▶ **TASK REQUIREMENTS**
Below are some entries. Copy each line that holds the string "garantía".

▶ **DATA FOR PROCESSING**

◆ ◆ ◆

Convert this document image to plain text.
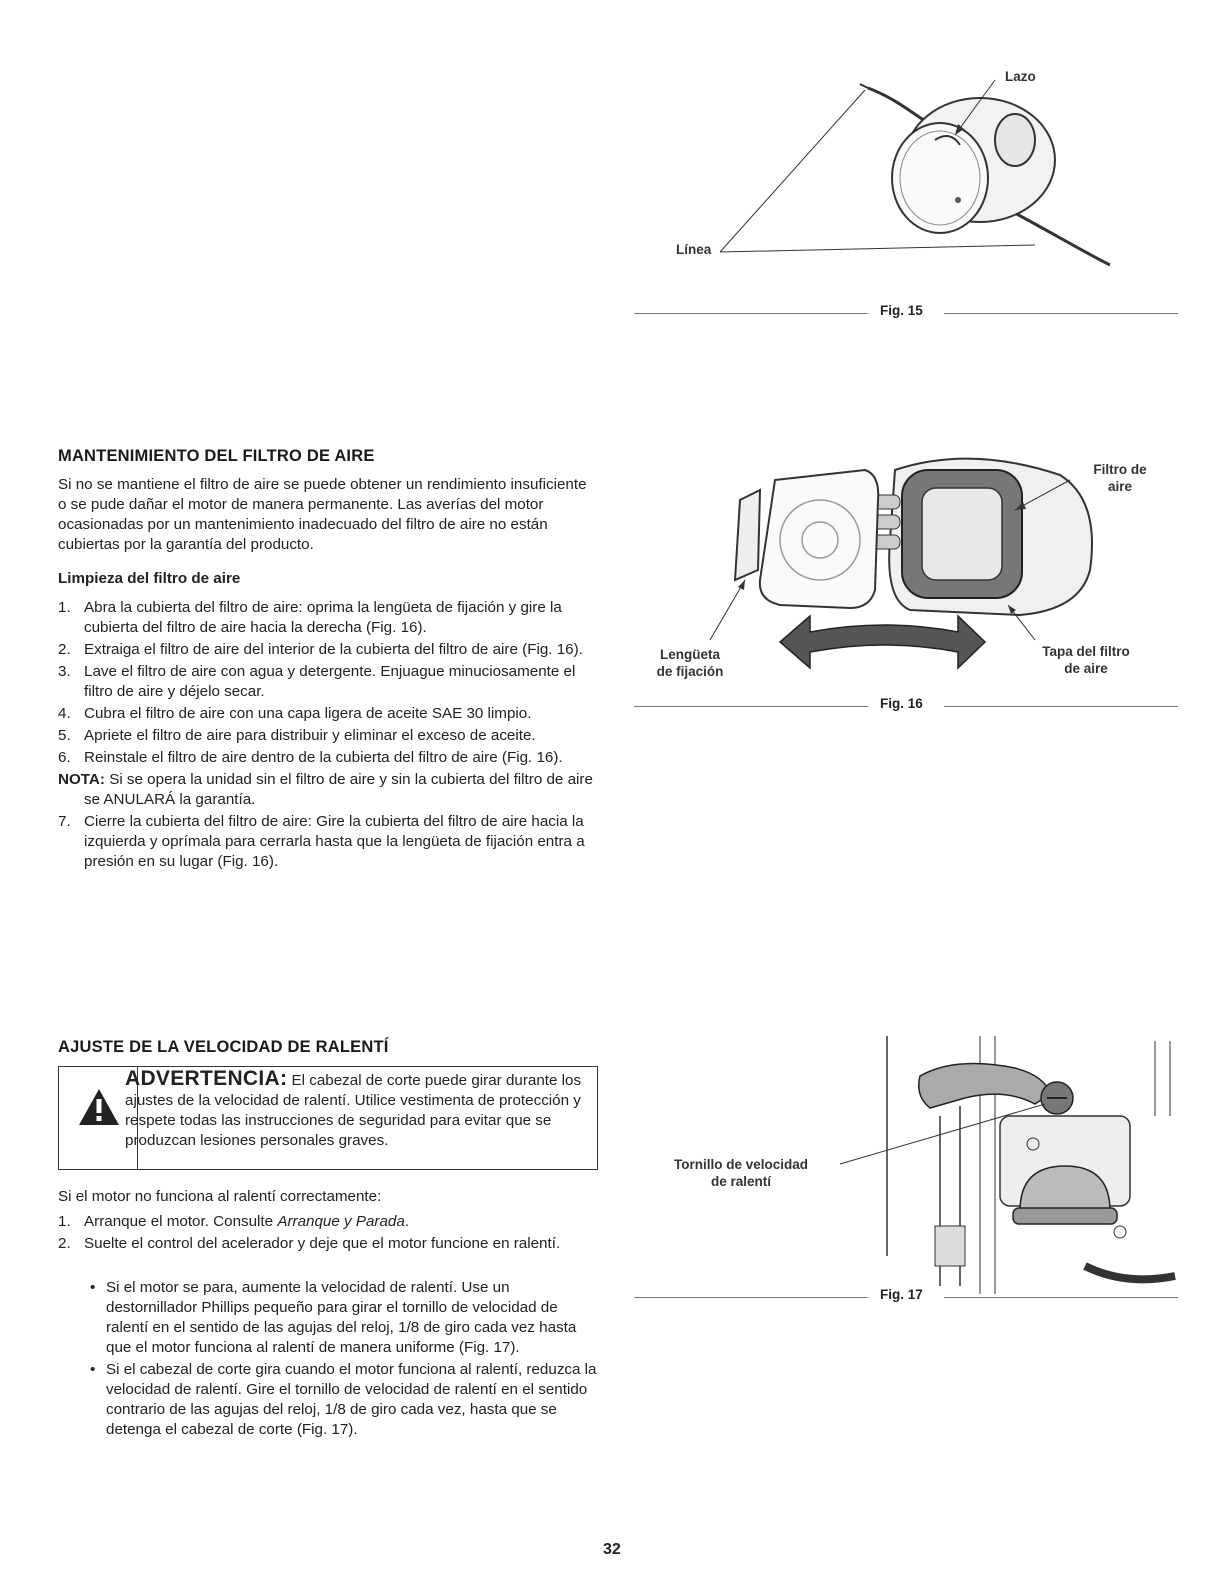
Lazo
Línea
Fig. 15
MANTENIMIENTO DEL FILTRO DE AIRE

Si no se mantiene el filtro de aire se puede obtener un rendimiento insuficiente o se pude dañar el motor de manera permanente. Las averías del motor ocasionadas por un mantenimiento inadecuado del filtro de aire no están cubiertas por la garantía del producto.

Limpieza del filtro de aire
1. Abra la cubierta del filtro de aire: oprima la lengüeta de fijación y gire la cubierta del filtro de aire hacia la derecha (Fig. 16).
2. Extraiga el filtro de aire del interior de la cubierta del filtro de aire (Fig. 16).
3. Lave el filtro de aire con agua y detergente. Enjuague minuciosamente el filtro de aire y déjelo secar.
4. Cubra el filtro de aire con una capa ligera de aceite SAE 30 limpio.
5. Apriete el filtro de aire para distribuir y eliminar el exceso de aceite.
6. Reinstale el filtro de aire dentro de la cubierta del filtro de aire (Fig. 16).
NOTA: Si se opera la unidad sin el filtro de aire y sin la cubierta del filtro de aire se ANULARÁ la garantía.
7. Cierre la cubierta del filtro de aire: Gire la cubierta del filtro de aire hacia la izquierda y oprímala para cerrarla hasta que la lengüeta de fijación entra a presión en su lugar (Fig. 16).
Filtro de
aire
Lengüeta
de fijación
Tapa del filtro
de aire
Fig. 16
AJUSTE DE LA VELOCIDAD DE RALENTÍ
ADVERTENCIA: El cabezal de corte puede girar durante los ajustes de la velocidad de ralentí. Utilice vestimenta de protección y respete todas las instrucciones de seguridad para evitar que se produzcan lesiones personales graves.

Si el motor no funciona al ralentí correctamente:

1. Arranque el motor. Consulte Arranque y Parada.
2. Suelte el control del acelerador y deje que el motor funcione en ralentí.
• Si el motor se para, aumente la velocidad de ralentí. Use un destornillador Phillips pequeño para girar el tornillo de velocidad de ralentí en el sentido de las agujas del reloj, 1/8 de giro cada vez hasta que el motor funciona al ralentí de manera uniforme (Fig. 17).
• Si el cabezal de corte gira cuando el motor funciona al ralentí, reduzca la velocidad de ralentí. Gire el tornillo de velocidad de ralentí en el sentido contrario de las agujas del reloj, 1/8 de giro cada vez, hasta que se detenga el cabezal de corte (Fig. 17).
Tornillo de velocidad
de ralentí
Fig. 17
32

◆ ◆ ◆

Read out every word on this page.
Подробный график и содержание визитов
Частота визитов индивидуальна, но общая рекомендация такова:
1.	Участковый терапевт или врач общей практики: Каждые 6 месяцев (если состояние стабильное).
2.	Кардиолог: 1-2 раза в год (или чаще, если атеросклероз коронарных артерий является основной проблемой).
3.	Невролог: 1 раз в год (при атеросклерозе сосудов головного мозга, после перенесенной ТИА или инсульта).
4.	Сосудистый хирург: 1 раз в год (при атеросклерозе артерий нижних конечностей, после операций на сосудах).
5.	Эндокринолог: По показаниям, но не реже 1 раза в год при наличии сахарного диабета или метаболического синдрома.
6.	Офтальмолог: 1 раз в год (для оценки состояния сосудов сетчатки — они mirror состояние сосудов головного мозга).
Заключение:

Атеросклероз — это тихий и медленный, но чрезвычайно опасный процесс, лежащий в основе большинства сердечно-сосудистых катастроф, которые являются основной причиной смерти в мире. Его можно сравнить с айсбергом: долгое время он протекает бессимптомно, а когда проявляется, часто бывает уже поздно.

◆ ◆ ◆

▶ **REPLY TO THE TASK**
Si no se mantiene el filtro de aire se puede obtener un rendimiento insuficiente o se pude dañar el motor de manera permanente. Las averías del motor ocasionadas por un mantenimiento inadecuado del filtro de aire no están cubiertas por la garantía del producto.
NOTA: Si se opera la unidad sin el filtro de aire y sin la cubierta del filtro de aire se ANULARÁ la garantía.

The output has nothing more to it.